===== DATA SECTION

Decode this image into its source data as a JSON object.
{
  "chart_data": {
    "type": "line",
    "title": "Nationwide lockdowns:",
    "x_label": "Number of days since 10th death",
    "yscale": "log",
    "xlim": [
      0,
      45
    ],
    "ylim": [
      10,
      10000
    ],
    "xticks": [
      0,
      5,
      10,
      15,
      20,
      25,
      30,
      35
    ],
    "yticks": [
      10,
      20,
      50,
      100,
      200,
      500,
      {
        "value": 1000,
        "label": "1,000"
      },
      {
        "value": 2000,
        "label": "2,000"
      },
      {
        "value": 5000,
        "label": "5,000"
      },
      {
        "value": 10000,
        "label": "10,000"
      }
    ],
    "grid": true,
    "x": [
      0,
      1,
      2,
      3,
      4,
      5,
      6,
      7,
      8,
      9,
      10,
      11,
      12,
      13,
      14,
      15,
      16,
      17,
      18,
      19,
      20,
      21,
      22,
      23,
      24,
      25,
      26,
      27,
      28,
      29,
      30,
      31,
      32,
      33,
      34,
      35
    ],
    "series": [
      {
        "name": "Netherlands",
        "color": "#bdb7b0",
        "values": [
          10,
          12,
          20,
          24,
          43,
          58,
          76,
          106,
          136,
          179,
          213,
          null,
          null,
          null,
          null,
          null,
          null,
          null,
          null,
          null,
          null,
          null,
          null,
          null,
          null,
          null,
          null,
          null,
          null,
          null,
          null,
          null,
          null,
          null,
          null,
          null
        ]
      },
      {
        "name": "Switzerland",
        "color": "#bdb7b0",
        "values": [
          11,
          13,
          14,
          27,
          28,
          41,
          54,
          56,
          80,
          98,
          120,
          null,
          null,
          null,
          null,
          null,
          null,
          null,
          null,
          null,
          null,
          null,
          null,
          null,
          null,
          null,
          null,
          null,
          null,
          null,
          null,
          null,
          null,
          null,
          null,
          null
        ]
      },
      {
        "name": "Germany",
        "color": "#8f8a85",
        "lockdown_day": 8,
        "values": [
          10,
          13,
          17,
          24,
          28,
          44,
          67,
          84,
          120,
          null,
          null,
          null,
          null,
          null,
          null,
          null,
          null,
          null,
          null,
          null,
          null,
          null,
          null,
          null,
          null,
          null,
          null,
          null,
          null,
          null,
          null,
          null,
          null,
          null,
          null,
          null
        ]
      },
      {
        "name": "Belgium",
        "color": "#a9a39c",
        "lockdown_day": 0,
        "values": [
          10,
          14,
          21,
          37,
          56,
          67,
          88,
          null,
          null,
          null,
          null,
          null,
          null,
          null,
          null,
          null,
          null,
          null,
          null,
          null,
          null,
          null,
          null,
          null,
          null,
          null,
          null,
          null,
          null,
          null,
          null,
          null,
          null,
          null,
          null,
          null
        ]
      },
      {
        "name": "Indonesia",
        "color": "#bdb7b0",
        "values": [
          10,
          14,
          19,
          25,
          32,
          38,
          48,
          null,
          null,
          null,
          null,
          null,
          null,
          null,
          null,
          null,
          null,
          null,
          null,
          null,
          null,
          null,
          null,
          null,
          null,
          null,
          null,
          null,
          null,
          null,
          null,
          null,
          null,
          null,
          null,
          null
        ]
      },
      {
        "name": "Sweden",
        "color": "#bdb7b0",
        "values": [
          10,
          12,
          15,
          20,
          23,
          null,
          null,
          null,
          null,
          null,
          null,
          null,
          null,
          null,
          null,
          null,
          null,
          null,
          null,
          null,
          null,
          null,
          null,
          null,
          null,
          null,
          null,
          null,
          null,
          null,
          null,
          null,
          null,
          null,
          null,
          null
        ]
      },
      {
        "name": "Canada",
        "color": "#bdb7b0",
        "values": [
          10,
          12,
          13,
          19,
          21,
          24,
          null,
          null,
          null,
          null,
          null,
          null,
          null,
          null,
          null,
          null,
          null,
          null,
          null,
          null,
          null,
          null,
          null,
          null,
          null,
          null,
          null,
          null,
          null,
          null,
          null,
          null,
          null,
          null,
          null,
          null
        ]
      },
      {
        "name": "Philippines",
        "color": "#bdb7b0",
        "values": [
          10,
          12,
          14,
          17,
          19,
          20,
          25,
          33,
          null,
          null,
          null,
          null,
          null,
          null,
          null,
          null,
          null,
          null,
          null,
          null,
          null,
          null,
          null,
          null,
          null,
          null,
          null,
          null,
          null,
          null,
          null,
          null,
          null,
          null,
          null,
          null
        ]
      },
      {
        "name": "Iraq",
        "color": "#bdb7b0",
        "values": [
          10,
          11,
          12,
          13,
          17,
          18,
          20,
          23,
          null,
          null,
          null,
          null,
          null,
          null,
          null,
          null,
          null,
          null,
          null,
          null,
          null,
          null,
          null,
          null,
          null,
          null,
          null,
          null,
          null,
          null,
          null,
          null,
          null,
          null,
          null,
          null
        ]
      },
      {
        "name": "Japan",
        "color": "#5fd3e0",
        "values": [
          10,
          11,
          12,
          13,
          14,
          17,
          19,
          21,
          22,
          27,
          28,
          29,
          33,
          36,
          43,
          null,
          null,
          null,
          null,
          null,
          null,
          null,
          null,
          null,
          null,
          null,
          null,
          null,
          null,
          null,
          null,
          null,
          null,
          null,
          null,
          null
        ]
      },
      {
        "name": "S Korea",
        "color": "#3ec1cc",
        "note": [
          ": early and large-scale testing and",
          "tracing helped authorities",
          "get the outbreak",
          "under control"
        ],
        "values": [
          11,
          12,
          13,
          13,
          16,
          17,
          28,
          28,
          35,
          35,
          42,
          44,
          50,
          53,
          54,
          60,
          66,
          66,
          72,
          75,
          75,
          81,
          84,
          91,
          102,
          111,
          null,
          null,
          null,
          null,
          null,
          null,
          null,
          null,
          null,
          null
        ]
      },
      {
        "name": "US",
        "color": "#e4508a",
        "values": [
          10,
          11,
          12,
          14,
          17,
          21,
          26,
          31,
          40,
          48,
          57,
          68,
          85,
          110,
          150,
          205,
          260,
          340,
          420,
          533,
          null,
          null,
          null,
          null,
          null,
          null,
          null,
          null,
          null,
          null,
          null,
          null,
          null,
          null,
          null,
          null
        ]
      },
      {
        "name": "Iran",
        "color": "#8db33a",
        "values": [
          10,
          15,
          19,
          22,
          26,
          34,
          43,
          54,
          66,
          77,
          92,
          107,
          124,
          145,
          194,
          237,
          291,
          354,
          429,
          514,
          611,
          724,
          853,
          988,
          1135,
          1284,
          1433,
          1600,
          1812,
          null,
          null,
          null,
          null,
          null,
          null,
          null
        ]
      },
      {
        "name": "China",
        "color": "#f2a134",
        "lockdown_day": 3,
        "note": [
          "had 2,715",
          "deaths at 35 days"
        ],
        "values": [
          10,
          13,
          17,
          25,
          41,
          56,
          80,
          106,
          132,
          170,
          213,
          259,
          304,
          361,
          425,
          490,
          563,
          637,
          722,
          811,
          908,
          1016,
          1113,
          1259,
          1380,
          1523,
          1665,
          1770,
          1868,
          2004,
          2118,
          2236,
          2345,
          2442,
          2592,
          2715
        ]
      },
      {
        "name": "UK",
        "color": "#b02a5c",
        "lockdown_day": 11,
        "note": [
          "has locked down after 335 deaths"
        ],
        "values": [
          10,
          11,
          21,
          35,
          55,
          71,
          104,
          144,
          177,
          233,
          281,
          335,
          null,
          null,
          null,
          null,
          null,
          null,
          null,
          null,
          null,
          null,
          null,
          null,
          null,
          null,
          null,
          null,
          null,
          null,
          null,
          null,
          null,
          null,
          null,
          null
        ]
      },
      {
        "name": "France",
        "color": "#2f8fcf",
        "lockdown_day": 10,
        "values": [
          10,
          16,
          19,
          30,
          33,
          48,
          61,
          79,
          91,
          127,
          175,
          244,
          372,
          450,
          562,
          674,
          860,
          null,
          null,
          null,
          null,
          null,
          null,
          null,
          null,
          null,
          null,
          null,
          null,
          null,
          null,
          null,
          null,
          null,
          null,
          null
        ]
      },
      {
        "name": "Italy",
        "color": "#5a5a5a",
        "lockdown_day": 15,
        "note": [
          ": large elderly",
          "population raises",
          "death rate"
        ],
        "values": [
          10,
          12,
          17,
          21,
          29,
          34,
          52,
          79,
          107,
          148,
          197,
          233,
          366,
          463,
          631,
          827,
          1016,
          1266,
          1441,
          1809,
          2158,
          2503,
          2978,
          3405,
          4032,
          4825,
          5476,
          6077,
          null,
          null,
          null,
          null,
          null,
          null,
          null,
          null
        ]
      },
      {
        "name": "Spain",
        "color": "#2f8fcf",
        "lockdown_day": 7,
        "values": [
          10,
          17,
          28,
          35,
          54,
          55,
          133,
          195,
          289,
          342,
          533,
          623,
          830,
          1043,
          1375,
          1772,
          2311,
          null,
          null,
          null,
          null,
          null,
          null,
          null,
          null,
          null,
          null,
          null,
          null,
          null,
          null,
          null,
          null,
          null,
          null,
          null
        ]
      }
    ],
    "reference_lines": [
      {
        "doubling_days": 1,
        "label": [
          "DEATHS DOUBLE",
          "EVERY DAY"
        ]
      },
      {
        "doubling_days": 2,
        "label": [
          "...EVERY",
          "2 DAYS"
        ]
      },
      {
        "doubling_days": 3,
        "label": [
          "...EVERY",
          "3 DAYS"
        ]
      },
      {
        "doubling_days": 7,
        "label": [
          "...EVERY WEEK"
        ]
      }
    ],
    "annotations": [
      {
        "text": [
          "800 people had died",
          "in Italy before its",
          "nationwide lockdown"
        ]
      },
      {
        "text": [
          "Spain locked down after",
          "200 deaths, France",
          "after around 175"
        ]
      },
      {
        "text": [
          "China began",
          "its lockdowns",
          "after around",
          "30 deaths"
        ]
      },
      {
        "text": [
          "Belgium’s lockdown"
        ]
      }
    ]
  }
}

==========

EXERCISE OBJECTIVE:
Pull out all lines of the data with the string "locked".

COMPLETED EXERCISE:
          "has locked down after 335 deaths"
          "Spain locked down after",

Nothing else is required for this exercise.